Search the material below for the word "info". Copy every line that has it.

(Stored dataset items)

* begin *

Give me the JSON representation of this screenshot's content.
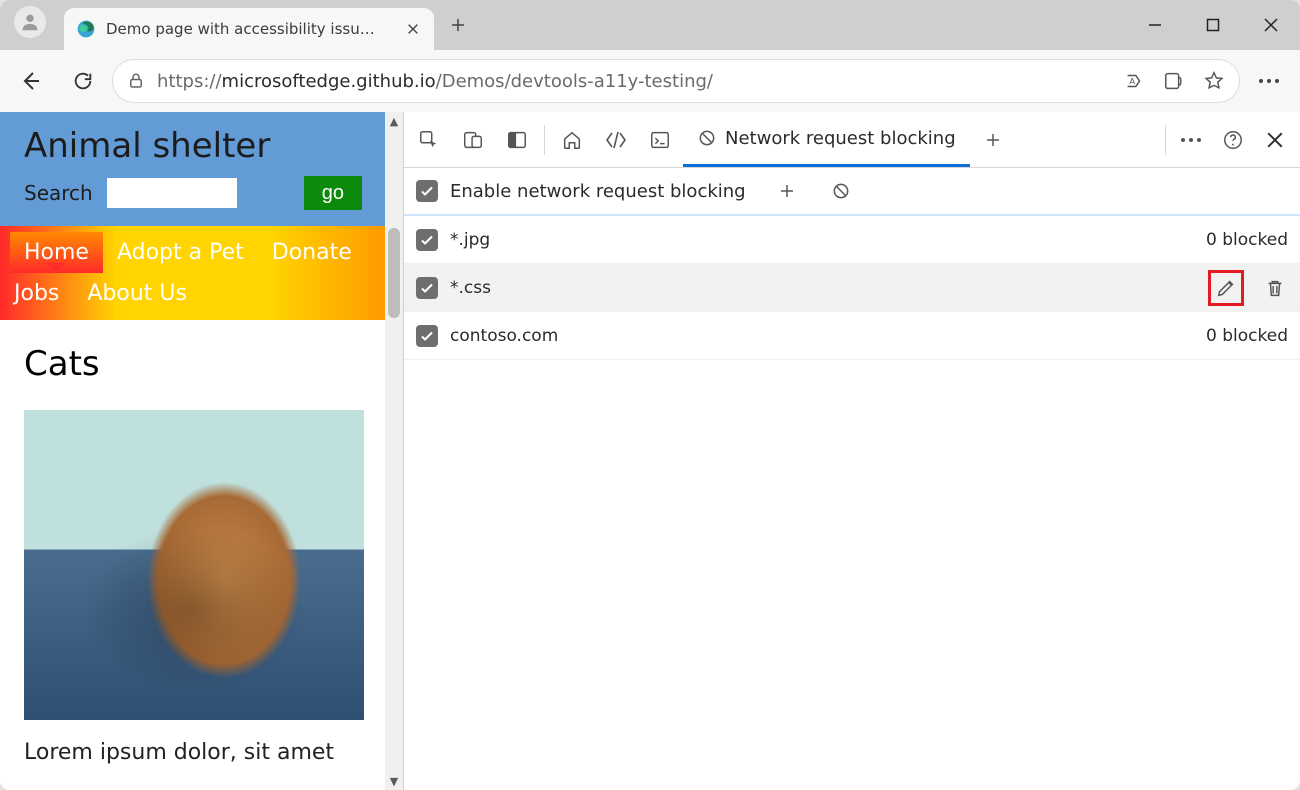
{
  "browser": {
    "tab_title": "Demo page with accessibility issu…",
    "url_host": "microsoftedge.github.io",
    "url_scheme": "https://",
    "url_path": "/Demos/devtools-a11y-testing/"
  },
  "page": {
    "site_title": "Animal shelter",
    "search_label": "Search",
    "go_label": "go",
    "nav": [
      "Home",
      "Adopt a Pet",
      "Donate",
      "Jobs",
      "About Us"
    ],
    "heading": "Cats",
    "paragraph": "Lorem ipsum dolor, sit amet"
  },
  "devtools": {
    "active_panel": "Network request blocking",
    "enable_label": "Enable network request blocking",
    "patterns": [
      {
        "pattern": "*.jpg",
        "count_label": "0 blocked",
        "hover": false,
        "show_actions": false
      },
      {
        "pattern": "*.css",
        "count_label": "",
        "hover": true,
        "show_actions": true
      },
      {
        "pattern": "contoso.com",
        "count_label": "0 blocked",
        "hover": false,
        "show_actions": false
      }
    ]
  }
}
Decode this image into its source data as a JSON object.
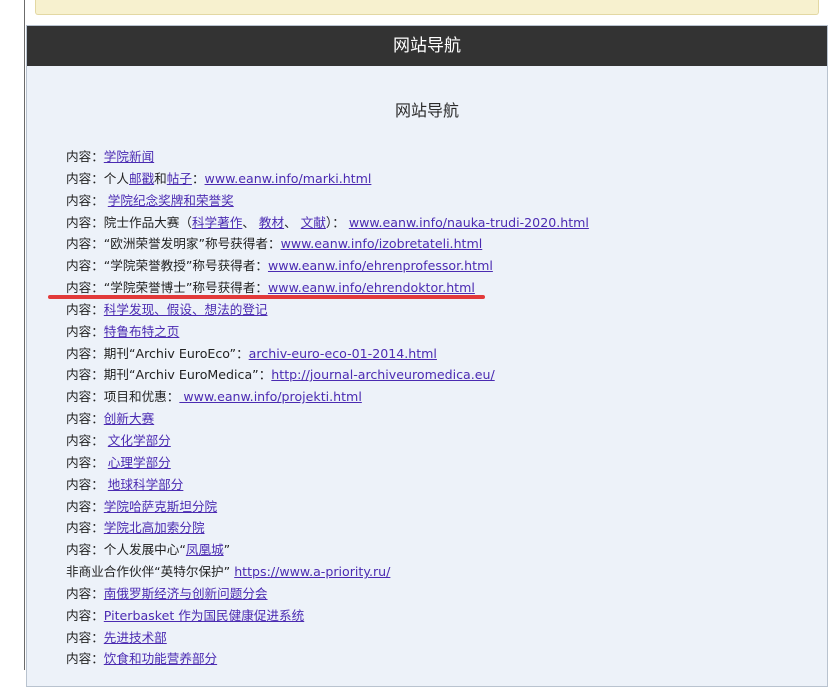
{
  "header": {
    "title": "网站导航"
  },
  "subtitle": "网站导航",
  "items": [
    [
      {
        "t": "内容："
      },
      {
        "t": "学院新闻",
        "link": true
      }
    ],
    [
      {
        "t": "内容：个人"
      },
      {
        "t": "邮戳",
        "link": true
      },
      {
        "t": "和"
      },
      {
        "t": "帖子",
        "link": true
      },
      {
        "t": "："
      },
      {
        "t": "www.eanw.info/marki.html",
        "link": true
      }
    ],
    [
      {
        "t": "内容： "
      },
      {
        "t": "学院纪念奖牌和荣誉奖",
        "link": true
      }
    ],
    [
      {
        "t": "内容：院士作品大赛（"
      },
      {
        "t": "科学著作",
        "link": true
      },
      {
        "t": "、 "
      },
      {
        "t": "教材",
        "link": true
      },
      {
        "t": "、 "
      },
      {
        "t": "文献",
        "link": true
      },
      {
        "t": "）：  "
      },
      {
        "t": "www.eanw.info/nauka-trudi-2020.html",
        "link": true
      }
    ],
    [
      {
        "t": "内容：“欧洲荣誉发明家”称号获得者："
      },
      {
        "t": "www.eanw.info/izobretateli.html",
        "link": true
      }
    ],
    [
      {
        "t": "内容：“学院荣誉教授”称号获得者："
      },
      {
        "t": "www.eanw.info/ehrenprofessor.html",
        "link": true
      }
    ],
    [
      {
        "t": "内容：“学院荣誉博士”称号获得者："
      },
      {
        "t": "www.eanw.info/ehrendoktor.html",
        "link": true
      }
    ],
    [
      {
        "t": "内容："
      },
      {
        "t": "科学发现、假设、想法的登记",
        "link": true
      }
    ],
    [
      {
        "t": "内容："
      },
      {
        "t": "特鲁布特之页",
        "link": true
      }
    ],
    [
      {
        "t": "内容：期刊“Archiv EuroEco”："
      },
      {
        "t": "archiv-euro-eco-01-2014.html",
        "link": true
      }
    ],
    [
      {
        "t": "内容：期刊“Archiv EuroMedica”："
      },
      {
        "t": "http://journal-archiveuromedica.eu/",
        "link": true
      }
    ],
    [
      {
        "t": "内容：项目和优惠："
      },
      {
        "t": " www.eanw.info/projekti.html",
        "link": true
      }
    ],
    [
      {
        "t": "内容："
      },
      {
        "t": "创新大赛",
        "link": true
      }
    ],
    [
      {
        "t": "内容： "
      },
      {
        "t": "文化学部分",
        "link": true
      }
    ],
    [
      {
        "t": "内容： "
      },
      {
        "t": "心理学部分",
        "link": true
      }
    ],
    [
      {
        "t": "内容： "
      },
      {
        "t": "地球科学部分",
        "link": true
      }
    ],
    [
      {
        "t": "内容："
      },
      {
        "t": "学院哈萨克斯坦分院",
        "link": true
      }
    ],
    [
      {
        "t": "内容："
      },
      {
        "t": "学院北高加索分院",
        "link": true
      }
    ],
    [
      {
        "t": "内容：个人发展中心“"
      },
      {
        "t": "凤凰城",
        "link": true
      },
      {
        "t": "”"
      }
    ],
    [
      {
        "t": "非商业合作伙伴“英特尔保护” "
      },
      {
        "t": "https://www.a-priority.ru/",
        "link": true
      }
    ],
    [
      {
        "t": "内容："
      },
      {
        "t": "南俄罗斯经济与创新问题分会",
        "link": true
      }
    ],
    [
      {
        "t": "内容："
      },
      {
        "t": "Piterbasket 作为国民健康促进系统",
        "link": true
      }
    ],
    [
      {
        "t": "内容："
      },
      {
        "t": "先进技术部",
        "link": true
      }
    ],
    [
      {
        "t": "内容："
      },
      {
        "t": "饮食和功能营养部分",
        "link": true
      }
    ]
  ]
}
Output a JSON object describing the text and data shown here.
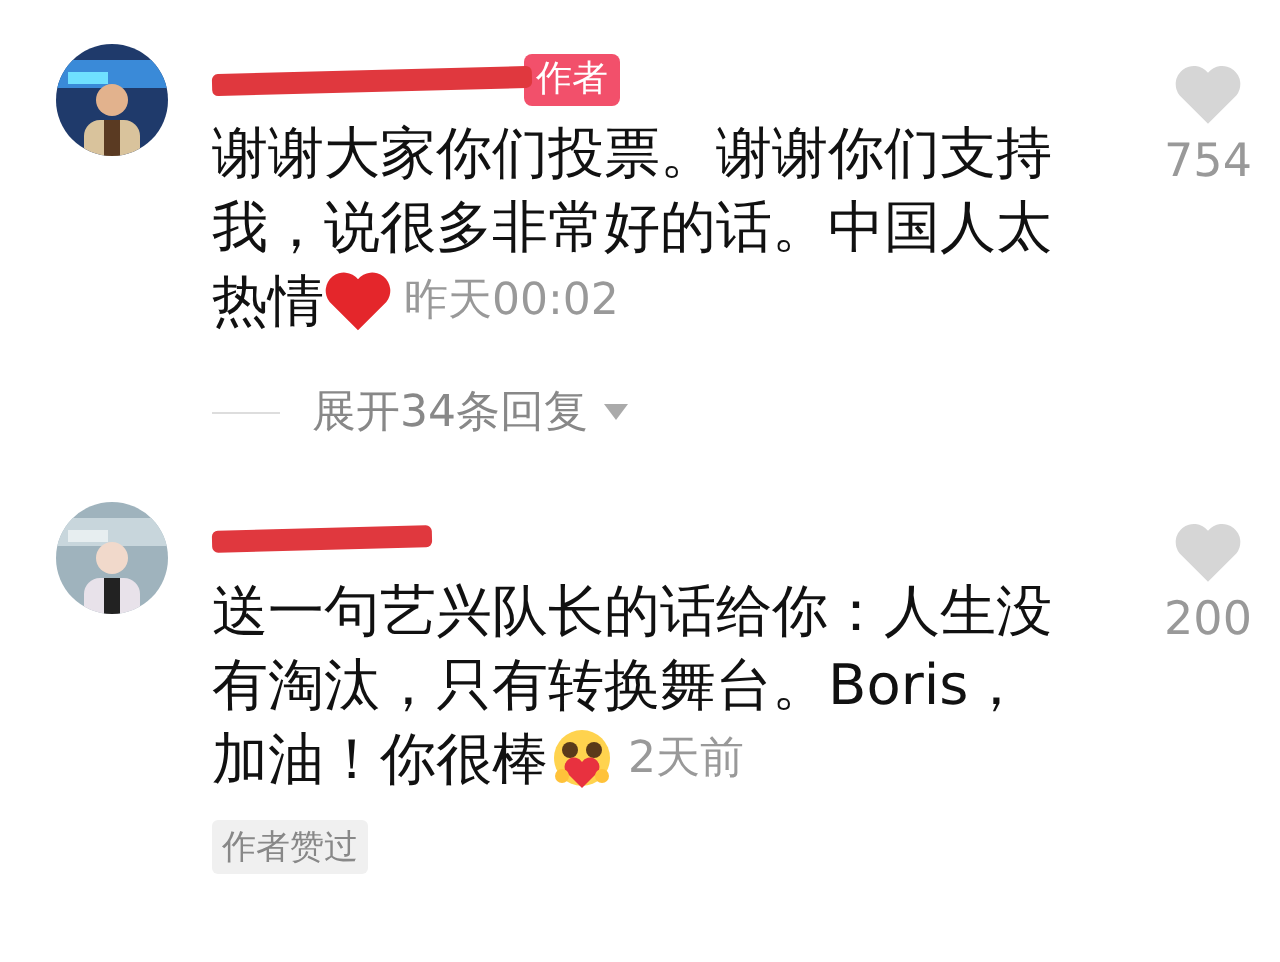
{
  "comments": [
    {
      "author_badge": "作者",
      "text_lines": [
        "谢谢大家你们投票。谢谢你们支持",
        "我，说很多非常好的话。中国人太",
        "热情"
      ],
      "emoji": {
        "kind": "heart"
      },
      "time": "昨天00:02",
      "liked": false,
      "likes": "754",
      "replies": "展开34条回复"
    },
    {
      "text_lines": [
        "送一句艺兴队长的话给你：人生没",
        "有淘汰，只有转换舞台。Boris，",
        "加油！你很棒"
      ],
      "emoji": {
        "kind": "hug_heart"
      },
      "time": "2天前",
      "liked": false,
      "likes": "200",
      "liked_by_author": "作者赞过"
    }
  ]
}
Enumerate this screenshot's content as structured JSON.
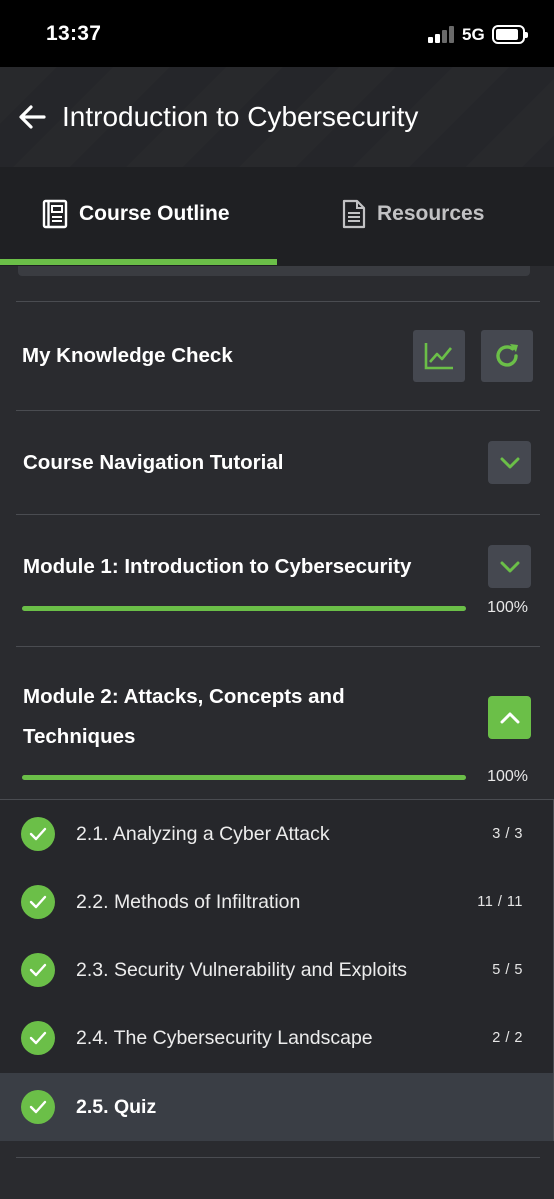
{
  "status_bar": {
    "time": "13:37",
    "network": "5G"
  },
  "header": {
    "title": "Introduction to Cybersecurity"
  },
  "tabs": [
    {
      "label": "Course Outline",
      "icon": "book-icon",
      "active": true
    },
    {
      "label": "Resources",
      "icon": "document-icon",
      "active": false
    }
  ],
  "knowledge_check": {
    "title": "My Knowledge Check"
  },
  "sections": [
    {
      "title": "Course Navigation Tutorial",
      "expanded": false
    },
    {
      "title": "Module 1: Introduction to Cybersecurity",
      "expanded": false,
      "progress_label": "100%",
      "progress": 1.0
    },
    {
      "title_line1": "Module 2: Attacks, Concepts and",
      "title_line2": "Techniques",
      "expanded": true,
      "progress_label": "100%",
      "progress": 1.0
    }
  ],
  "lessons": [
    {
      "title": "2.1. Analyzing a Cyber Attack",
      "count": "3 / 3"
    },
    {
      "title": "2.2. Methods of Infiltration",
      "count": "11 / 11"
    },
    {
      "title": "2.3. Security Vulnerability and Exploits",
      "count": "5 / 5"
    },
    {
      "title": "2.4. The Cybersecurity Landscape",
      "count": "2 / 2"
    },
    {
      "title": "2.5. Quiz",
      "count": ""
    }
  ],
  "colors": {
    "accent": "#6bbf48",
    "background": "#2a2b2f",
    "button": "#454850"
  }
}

* end *

**RESPONSE**
        "t": "www.eanw.info/marki.html",
        "t": "www.eanw.info/nauka-trudi-2020.html",
        "t": "www.eanw.info/izobretateli.html",
        "t": "www.eanw.info/ehrenprofessor.html",
        "t": "www.eanw.info/ehrendoktor.html",
        "t": " www.eanw.info/projekti.html",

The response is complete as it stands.